PROBLEM REQUIREMENTS> Check every line of the entries for "screenshot", and copy the lines that hold it.

EXERCISE INPUT>

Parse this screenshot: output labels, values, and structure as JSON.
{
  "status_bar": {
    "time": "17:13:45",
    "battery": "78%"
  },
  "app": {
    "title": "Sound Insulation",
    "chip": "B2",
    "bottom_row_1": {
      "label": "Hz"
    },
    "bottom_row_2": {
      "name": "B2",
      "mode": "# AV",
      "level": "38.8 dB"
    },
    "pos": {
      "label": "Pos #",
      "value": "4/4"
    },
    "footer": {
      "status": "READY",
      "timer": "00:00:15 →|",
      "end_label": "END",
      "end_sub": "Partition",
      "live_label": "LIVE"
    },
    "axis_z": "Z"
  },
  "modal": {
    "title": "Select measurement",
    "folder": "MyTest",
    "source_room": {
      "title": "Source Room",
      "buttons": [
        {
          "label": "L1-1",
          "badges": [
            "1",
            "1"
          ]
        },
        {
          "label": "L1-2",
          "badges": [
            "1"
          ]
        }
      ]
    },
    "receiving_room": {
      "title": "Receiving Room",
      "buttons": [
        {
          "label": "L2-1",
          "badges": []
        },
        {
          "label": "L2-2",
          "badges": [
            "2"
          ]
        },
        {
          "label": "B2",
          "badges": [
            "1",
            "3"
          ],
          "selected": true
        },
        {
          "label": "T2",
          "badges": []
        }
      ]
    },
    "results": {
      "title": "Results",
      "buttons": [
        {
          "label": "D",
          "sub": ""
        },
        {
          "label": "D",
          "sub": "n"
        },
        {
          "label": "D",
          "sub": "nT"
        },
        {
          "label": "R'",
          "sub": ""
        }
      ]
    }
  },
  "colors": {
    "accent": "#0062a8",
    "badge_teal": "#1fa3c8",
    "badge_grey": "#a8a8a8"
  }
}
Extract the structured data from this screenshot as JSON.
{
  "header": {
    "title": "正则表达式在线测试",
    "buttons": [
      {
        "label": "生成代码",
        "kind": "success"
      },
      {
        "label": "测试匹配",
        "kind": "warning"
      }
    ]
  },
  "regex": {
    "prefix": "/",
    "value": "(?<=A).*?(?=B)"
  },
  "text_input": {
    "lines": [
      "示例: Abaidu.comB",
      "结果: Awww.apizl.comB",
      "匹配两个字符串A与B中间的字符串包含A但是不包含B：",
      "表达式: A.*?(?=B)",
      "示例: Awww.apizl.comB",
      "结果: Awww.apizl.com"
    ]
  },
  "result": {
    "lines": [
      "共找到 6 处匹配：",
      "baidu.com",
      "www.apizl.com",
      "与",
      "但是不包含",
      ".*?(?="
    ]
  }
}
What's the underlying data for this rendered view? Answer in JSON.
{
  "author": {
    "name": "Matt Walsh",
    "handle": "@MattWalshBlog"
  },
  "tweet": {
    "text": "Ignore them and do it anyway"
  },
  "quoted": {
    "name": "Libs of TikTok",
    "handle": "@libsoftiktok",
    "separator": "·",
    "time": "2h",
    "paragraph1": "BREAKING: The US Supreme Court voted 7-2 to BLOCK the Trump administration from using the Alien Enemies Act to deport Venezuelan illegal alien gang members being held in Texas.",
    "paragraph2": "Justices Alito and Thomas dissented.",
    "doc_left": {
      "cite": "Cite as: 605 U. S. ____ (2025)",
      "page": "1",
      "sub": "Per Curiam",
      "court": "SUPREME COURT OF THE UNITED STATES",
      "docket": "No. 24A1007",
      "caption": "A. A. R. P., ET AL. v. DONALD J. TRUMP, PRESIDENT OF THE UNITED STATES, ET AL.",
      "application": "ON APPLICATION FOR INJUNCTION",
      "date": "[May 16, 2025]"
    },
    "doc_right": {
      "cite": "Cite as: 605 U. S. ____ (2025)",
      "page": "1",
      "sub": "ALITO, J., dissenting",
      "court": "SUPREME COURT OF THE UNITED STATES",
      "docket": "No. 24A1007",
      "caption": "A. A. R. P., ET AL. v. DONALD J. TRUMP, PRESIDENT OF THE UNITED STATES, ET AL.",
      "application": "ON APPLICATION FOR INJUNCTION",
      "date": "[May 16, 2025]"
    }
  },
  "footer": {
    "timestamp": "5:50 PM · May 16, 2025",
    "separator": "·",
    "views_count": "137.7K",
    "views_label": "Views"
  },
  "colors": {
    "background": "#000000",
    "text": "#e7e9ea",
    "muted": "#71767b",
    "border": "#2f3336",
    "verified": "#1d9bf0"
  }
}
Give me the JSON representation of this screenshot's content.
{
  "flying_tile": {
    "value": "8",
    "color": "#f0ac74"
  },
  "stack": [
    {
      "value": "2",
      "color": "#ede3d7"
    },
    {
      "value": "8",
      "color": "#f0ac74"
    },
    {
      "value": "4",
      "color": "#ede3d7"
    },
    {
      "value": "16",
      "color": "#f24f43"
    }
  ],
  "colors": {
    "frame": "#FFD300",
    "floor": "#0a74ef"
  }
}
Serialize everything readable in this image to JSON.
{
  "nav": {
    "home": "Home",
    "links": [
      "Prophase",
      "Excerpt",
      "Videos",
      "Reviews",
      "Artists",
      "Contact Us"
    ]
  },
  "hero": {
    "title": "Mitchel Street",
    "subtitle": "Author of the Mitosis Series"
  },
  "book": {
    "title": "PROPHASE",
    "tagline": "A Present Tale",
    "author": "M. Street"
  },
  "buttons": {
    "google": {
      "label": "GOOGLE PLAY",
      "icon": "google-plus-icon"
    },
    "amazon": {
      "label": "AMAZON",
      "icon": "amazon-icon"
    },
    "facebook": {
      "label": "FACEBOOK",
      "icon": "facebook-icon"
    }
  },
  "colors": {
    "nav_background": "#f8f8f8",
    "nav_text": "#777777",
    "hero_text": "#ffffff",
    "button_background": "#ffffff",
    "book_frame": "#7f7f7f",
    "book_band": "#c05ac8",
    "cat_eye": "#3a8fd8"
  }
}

WRITTEN RESPONSE>
Parse this screenshot: output labels, values, and structure as JSON.
Extract the structured data from this screenshot as JSON.
Give me the JSON representation of this screenshot's content.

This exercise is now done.